● WORK TO BE COMPLETED
Count how many lines in the items below contain the word "Logicoop" and give only that number.

● DATA LINES
· · · ·

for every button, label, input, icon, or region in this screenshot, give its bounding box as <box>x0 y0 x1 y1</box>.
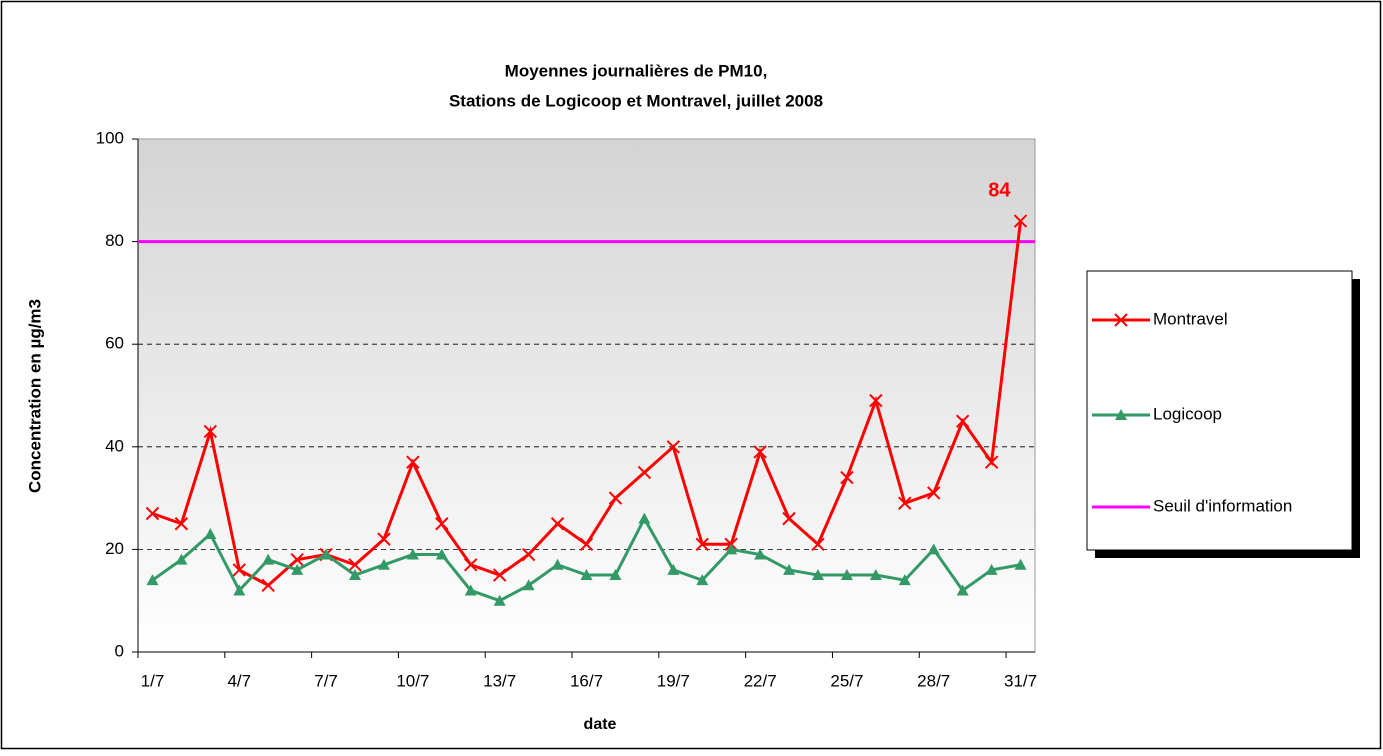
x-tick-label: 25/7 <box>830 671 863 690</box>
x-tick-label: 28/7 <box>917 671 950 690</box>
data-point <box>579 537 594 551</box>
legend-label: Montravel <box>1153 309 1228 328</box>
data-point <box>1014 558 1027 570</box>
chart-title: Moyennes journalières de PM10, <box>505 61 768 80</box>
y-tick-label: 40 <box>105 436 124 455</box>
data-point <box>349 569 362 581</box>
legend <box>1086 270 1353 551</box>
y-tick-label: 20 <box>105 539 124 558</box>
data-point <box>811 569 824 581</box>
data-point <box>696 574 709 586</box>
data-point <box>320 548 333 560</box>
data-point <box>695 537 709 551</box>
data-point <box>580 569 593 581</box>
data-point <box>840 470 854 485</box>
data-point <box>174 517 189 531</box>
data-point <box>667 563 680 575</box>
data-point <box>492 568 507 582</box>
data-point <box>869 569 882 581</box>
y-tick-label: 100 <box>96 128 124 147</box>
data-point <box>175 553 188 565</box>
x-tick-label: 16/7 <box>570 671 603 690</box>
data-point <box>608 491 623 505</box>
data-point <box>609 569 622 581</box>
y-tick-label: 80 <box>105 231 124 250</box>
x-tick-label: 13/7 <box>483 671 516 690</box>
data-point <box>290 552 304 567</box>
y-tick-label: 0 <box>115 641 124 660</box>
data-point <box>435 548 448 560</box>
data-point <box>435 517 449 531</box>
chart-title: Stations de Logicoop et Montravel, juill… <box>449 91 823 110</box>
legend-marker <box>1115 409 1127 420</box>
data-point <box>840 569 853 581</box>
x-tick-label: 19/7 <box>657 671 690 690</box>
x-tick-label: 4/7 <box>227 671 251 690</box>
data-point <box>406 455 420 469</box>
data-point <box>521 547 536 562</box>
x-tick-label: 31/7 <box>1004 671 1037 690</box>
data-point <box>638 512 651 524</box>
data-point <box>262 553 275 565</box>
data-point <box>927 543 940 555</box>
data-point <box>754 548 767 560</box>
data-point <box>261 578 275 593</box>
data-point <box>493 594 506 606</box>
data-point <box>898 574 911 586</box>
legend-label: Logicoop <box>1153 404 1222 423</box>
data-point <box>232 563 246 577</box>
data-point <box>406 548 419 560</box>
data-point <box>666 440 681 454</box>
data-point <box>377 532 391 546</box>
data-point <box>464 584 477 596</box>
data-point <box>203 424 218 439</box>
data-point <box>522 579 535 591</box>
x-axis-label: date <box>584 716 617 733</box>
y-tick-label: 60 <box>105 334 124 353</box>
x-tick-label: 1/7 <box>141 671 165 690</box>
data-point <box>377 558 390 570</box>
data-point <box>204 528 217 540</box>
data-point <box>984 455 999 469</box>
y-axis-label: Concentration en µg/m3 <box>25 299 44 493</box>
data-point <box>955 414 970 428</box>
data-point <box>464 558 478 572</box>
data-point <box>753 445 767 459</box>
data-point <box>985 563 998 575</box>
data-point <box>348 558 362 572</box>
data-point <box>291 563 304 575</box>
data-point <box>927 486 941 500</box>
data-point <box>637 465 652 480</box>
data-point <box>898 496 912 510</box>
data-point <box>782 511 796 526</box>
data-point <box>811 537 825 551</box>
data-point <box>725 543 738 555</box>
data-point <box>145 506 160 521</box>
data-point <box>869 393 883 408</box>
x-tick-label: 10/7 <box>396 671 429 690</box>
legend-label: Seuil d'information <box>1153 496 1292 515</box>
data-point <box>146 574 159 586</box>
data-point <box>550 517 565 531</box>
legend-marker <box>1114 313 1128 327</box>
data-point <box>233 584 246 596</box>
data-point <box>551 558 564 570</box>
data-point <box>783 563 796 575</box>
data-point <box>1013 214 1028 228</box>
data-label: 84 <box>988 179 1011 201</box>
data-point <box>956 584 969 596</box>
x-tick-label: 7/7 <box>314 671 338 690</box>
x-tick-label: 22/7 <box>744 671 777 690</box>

· · · ·

● TASK ANSWER
2